Repeat each entry exactly and drop the pictures.
______________________________
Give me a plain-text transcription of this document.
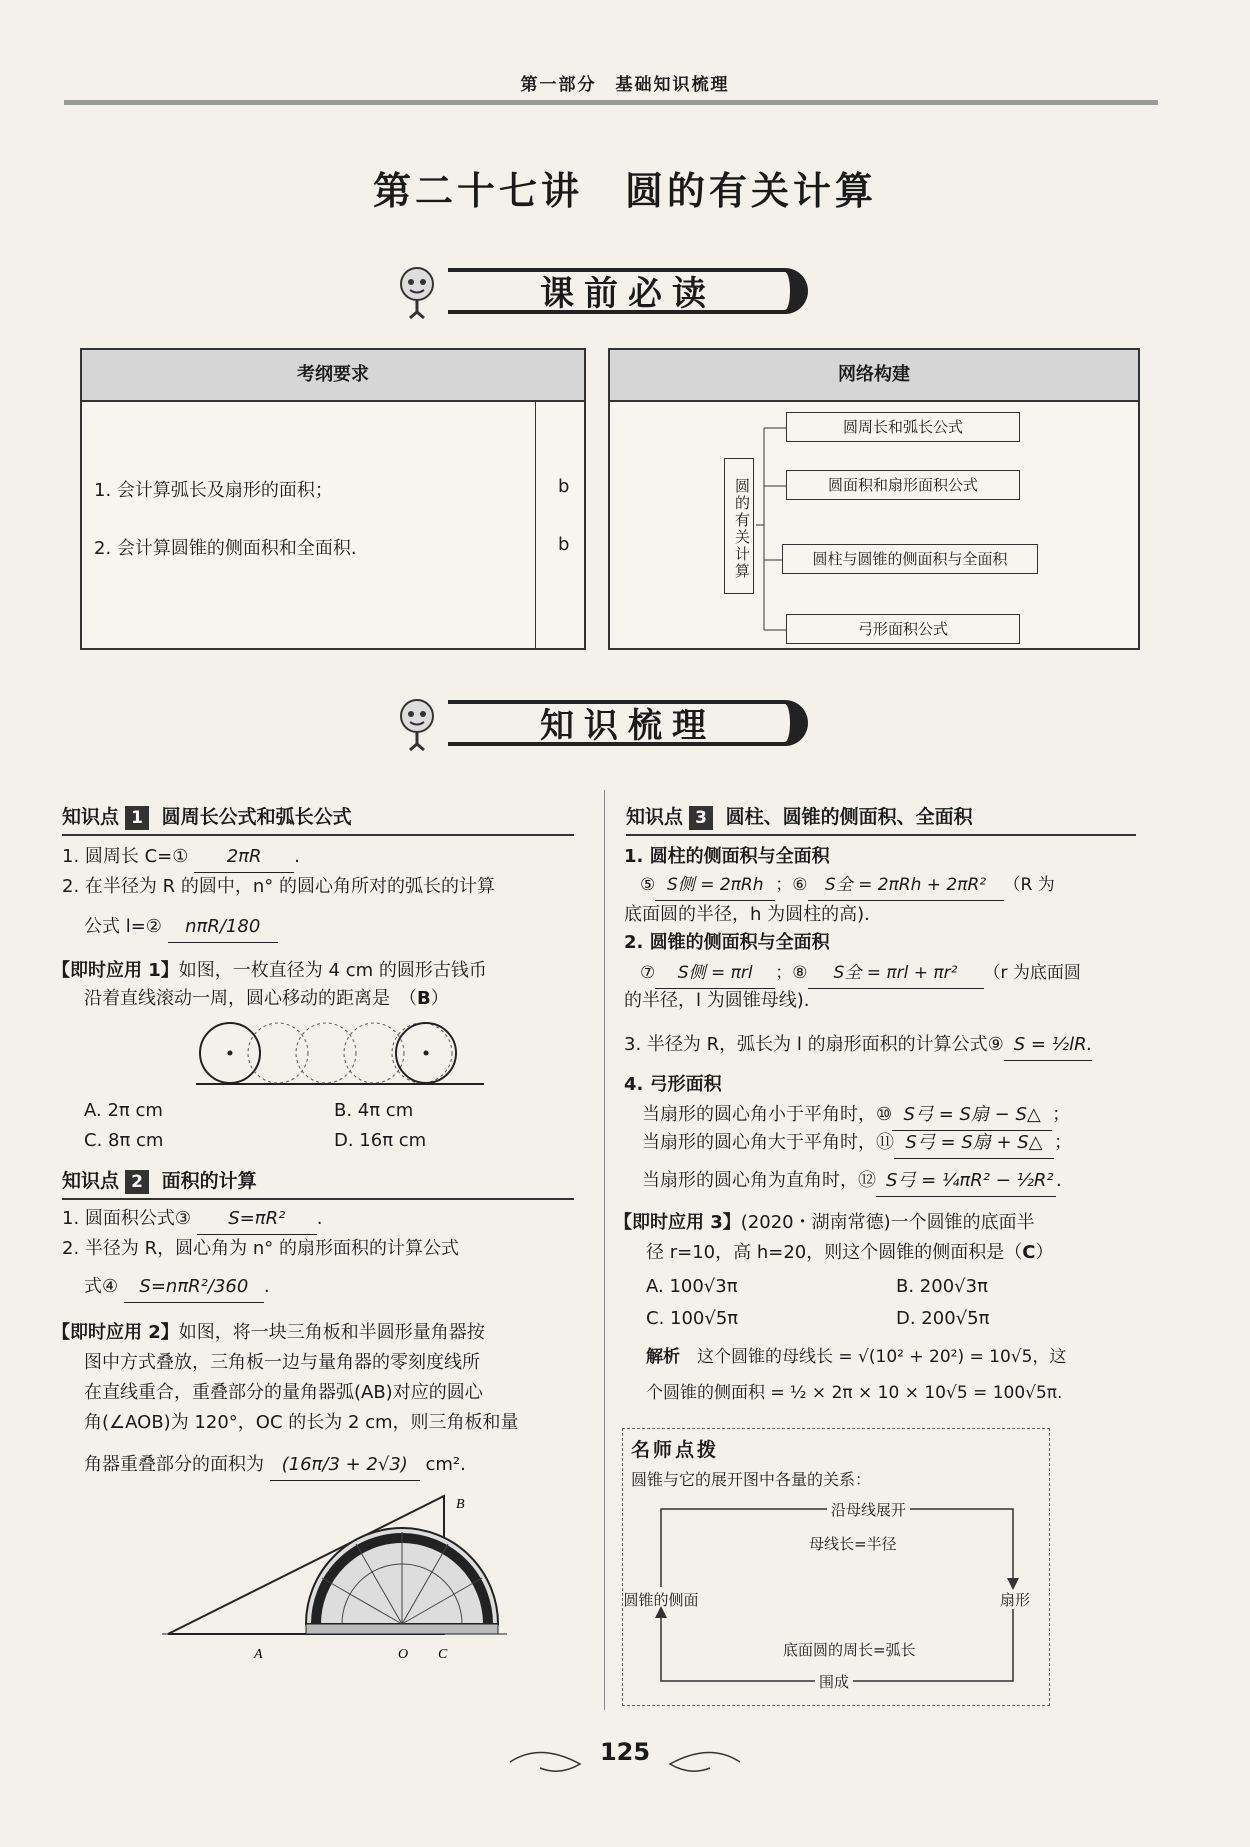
第一部分　基础知识梳理
第二十七讲　圆的有关计算
课前必读
考纲要求
1. 会计算弧长及扇形的面积；	b
2. 会计算圆锥的侧面积和全面积.	b
网络构建
圆的有关计算
圆周长和弧长公式
圆面积和扇形面积公式
圆柱与圆锥的侧面积与全面积
弓形面积公式
知识梳理
知识点 1 圆周长公式和弧长公式
1. 圆周长 C=① 2πR .
2. 在半径为 R 的圆中，n° 的圆心角所对的弧长的计算
公式 l=② nπR/180
【即时应用 1】如图，一枚直径为 4 cm 的圆形古钱币
沿着直线滚动一周，圆心移动的距离是　（B）
A. 2π cm	B. 4π cm
C. 8π cm	D. 16π cm
知识点 2 面积的计算
1. 圆面积公式③ S=πR² .
2. 半径为 R，圆心角为 n° 的扇形面积的计算公式
式④ S=nπR²/360 .
【即时应用 2】如图，将一块三角板和半圆形量角器按
图中方式叠放，三角板一边与量角器的零刻度线所
在直线重合，重叠部分的量角器弧(AB)对应的圆心
角(∠AOB)为 120°，OC 的长为 2 cm，则三角板和量
角器重叠部分的面积为 (16π/3 + 2√3) cm².
A	O C
B
知识点 3 圆柱、圆锥的侧面积、全面积
1. 圆柱的侧面积与全面积
⑤ S侧 = 2πRh ；⑥ S全 = 2πRh + 2πR² （R 为
底面圆的半径，h 为圆柱的高).
2. 圆锥的侧面积与全面积
⑦ S侧 = πrl ；⑧ S全 = πrl + πr² （r 为底面圆
的半径，l 为圆锥母线).
3. 半径为 R，弧长为 l 的扇形面积的计算公式⑨ S = ½lR.
4. 弓形面积
当扇形的圆心角小于平角时，⑩ S弓 = S扇 − S△ ；
当扇形的圆心角大于平角时，⑪ S弓 = S扇 + S△ ；
当扇形的圆心角为直角时，⑫ S弓 = ¼πR² − ½R² .
【即时应用 3】(2020・湖南常德)一个圆锥的底面半
径 r=10，高 h=20，则这个圆锥的侧面积是（C）
A. 100√3π	B. 200√3π
C. 100√5π	D. 200√5π
解析　 这个圆锥的母线长 = √(10² + 20²) = 10√5，这
个圆锥的侧面积 = ½ × 2π × 10 × 10√5 = 100√5π.
名师点拨
圆锥与它的展开图中各量的关系：
沿母线展开
母线长=半径
圆锥的侧面	扇形
底面圆的周长=弧长
围成
125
______________________________
EXERCISE OUTPUT
Give me a plain-text transcription of this document.
第一部分　基础知识梳理
第二十七讲　圆的有关计算
课前必读
考纲要求
1. 会计算弧长及扇形的面积；	b
2. 会计算圆锥的侧面积和全面积.	b
网络构建
圆的有关计算
圆周长和弧长公式
圆面积和扇形面积公式
圆柱与圆锥的侧面积与全面积
弓形面积公式
知识梳理
知识点 1 圆周长公式和弧长公式
1. 圆周长 C=① 2πR .
2. 在半径为 R 的圆中，n° 的圆心角所对的弧长的计算
公式 l=② nπR/180
【即时应用 1】如图，一枚直径为 4 cm 的圆形古钱币
沿着直线滚动一周，圆心移动的距离是　（B）
A. 2π cm	B. 4π cm
C. 8π cm	D. 16π cm
知识点 2 面积的计算
1. 圆面积公式③ S=πR² .
2. 半径为 R，圆心角为 n° 的扇形面积的计算公式
式④ S=nπR²/360 .
【即时应用 2】如图，将一块三角板和半圆形量角器按
图中方式叠放，三角板一边与量角器的零刻度线所
在直线重合，重叠部分的量角器弧(AB)对应的圆心
角(∠AOB)为 120°，OC 的长为 2 cm，则三角板和量
角器重叠部分的面积为 (16π/3 + 2√3) cm².
A	O C
B
知识点 3 圆柱、圆锥的侧面积、全面积
1. 圆柱的侧面积与全面积
⑤ S侧 = 2πRh ；⑥ S全 = 2πRh + 2πR² （R 为
底面圆的半径，h 为圆柱的高).
2. 圆锥的侧面积与全面积
⑦ S侧 = πrl ；⑧ S全 = πrl + πr² （r 为底面圆
的半径，l 为圆锥母线).
3. 半径为 R，弧长为 l 的扇形面积的计算公式⑨ S = ½lR.
4. 弓形面积
当扇形的圆心角小于平角时，⑩ S弓 = S扇 − S△ ；
当扇形的圆心角大于平角时，⑪ S弓 = S扇 + S△ ；
当扇形的圆心角为直角时，⑫ S弓 = ¼πR² − ½R² .
【即时应用 3】(2020・湖南常德)一个圆锥的底面半
径 r=10，高 h=20，则这个圆锥的侧面积是（C）
A. 100√3π	B. 200√3π
C. 100√5π	D. 200√5π
解析　 这个圆锥的母线长 = √(10² + 20²) = 10√5，这
个圆锥的侧面积 = ½ × 2π × 10 × 10√5 = 100√5π.
名师点拨
圆锥与它的展开图中各量的关系：
沿母线展开
母线长=半径
圆锥的侧面	扇形
底面圆的周长=弧长
围成
125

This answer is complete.